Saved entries
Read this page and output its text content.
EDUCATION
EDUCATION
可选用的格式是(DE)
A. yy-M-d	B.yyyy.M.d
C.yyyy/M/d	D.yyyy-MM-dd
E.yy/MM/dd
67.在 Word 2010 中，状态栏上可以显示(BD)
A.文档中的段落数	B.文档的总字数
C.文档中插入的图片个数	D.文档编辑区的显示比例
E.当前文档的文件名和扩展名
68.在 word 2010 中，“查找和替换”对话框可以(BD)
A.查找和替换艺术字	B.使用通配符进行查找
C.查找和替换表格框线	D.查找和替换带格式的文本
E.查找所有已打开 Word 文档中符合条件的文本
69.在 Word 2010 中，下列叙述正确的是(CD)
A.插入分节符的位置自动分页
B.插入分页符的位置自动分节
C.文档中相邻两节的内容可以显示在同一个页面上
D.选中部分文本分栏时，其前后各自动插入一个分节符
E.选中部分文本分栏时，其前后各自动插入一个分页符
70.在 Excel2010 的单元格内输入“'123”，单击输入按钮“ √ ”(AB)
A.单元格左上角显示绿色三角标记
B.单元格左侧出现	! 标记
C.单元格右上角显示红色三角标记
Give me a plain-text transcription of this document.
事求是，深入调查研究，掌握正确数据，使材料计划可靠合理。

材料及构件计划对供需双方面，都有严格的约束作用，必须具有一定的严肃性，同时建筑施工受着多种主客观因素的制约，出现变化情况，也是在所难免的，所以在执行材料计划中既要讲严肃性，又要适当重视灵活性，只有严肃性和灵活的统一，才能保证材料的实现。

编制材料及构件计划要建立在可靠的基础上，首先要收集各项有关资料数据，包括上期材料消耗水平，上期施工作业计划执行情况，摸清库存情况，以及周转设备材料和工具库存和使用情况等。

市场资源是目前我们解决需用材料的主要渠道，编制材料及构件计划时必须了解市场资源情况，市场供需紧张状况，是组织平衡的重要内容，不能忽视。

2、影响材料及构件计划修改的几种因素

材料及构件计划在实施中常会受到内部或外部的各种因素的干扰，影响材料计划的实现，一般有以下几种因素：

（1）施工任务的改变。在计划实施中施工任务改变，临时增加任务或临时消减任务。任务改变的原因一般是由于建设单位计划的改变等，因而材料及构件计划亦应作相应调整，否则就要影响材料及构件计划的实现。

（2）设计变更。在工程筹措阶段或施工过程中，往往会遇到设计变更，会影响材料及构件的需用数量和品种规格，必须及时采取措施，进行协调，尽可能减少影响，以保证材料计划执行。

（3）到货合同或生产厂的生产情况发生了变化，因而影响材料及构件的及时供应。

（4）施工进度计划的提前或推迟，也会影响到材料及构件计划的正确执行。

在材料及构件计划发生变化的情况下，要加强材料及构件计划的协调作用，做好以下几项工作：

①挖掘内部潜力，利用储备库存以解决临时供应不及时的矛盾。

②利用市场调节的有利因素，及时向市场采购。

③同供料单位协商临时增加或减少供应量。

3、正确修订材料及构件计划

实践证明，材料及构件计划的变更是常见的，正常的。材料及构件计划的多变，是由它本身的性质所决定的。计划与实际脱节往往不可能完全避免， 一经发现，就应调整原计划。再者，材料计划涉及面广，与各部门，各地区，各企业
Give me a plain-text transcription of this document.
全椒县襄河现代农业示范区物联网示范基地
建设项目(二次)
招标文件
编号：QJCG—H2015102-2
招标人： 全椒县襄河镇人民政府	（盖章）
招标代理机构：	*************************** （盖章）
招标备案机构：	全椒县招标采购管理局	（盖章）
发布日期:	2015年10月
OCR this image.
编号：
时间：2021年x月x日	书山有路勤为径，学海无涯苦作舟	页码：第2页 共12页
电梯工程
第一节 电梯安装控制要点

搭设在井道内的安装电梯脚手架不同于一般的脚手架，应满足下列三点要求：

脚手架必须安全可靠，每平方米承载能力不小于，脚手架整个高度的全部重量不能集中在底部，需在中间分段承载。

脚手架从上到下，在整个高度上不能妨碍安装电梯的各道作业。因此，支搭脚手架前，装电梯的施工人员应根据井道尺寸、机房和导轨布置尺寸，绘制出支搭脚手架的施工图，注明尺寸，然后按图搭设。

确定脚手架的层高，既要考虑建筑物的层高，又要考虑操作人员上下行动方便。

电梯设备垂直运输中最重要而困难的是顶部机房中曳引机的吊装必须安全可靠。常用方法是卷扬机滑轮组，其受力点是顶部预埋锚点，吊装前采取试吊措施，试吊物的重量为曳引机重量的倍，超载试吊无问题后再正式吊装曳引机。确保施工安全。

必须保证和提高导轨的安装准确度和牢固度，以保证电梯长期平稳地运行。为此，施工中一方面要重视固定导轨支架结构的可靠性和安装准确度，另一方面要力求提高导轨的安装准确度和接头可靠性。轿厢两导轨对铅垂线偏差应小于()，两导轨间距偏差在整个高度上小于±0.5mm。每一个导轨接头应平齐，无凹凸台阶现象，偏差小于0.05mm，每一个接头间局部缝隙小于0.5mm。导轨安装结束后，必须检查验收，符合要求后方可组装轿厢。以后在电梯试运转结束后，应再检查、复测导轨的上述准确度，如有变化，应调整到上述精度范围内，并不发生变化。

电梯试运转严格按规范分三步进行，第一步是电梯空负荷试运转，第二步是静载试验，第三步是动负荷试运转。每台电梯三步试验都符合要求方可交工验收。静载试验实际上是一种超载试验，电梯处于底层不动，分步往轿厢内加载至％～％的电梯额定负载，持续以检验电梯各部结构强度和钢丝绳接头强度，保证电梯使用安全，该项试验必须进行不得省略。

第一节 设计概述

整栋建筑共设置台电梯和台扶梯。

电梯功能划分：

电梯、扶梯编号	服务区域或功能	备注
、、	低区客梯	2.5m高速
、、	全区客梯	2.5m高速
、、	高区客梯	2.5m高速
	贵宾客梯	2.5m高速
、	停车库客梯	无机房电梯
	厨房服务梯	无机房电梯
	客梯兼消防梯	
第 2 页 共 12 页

## What you have to do
Repeat every line of the records above exactly.

## Complete response
Read this page and output its text content.
EDUCATION
EDUCATION
可选用的格式是(DE)
A. yy-M-d	B.yyyy.M.d
C.yyyy/M/d	D.yyyy-MM-dd
E.yy/MM/dd
67.在 Word 2010 中，状态栏上可以显示(BD)
A.文档中的段落数	B.文档的总字数
C.文档中插入的图片个数	D.文档编辑区的显示比例
E.当前文档的文件名和扩展名
68.在 word 2010 中，“查找和替换”对话框可以(BD)
A.查找和替换艺术字	B.使用通配符进行查找
C.查找和替换表格框线	D.查找和替换带格式的文本
E.查找所有已打开 Word 文档中符合条件的文本
69.在 Word 2010 中，下列叙述正确的是(CD)
A.插入分节符的位置自动分页
B.插入分页符的位置自动分节
C.文档中相邻两节的内容可以显示在同一个页面上
D.选中部分文本分栏时，其前后各自动插入一个分节符
E.选中部分文本分栏时，其前后各自动插入一个分页符
70.在 Excel2010 的单元格内输入“'123”，单击输入按钮“ √ ”(AB)
A.单元格左上角显示绿色三角标记
B.单元格左侧出现	! 标记
C.单元格右上角显示红色三角标记
Give me a plain-text transcription of this document.
事求是，深入调查研究，掌握正确数据，使材料计划可靠合理。

材料及构件计划对供需双方面，都有严格的约束作用，必须具有一定的严肃性，同时建筑施工受着多种主客观因素的制约，出现变化情况，也是在所难免的，所以在执行材料计划中既要讲严肃性，又要适当重视灵活性，只有严肃性和灵活的统一，才能保证材料的实现。

编制材料及构件计划要建立在可靠的基础上，首先要收集各项有关资料数据，包括上期材料消耗水平，上期施工作业计划执行情况，摸清库存情况，以及周转设备材料和工具库存和使用情况等。

市场资源是目前我们解决需用材料的主要渠道，编制材料及构件计划时必须了解市场资源情况，市场供需紧张状况，是组织平衡的重要内容，不能忽视。

2、影响材料及构件计划修改的几种因素

材料及构件计划在实施中常会受到内部或外部的各种因素的干扰，影响材料计划的实现，一般有以下几种因素：

（1）施工任务的改变。在计划实施中施工任务改变，临时增加任务或临时消减任务。任务改变的原因一般是由于建设单位计划的改变等，因而材料及构件计划亦应作相应调整，否则就要影响材料及构件计划的实现。

（2）设计变更。在工程筹措阶段或施工过程中，往往会遇到设计变更，会影响材料及构件的需用数量和品种规格，必须及时采取措施，进行协调，尽可能减少影响，以保证材料计划执行。

（3）到货合同或生产厂的生产情况发生了变化，因而影响材料及构件的及时供应。

（4）施工进度计划的提前或推迟，也会影响到材料及构件计划的正确执行。

在材料及构件计划发生变化的情况下，要加强材料及构件计划的协调作用，做好以下几项工作：

①挖掘内部潜力，利用储备库存以解决临时供应不及时的矛盾。

②利用市场调节的有利因素，及时向市场采购。

③同供料单位协商临时增加或减少供应量。

3、正确修订材料及构件计划

实践证明，材料及构件计划的变更是常见的，正常的。材料及构件计划的多变，是由它本身的性质所决定的。计划与实际脱节往往不可能完全避免， 一经发现，就应调整原计划。再者，材料计划涉及面广，与各部门，各地区，各企业
Give me a plain-text transcription of this document.
全椒县襄河现代农业示范区物联网示范基地
建设项目(二次)
招标文件
编号：QJCG—H2015102-2
招标人： 全椒县襄河镇人民政府	（盖章）
招标代理机构：	*************************** （盖章）
招标备案机构：	全椒县招标采购管理局	（盖章）
发布日期:	2015年10月
OCR this image.
编号：
时间：2021年x月x日	书山有路勤为径，学海无涯苦作舟	页码：第2页 共12页
电梯工程
第一节 电梯安装控制要点

搭设在井道内的安装电梯脚手架不同于一般的脚手架，应满足下列三点要求：

脚手架必须安全可靠，每平方米承载能力不小于，脚手架整个高度的全部重量不能集中在底部，需在中间分段承载。

脚手架从上到下，在整个高度上不能妨碍安装电梯的各道作业。因此，支搭脚手架前，装电梯的施工人员应根据井道尺寸、机房和导轨布置尺寸，绘制出支搭脚手架的施工图，注明尺寸，然后按图搭设。

确定脚手架的层高，既要考虑建筑物的层高，又要考虑操作人员上下行动方便。

电梯设备垂直运输中最重要而困难的是顶部机房中曳引机的吊装必须安全可靠。常用方法是卷扬机滑轮组，其受力点是顶部预埋锚点，吊装前采取试吊措施，试吊物的重量为曳引机重量的倍，超载试吊无问题后再正式吊装曳引机。确保施工安全。

必须保证和提高导轨的安装准确度和牢固度，以保证电梯长期平稳地运行。为此，施工中一方面要重视固定导轨支架结构的可靠性和安装准确度，另一方面要力求提高导轨的安装准确度和接头可靠性。轿厢两导轨对铅垂线偏差应小于()，两导轨间距偏差在整个高度上小于±0.5mm。每一个导轨接头应平齐，无凹凸台阶现象，偏差小于0.05mm，每一个接头间局部缝隙小于0.5mm。导轨安装结束后，必须检查验收，符合要求后方可组装轿厢。以后在电梯试运转结束后，应再检查、复测导轨的上述准确度，如有变化，应调整到上述精度范围内，并不发生变化。

电梯试运转严格按规范分三步进行，第一步是电梯空负荷试运转，第二步是静载试验，第三步是动负荷试运转。每台电梯三步试验都符合要求方可交工验收。静载试验实际上是一种超载试验，电梯处于底层不动，分步往轿厢内加载至％～％的电梯额定负载，持续以检验电梯各部结构强度和钢丝绳接头强度，保证电梯使用安全，该项试验必须进行不得省略。

第一节 设计概述

整栋建筑共设置台电梯和台扶梯。

电梯功能划分：

电梯、扶梯编号	服务区域或功能	备注
、、	低区客梯	2.5m高速
、、	全区客梯	2.5m高速
、、	高区客梯	2.5m高速
	贵宾客梯	2.5m高速
、	停车库客梯	无机房电梯
	厨房服务梯	无机房电梯
	客梯兼消防梯	
第 2 页 共 12 页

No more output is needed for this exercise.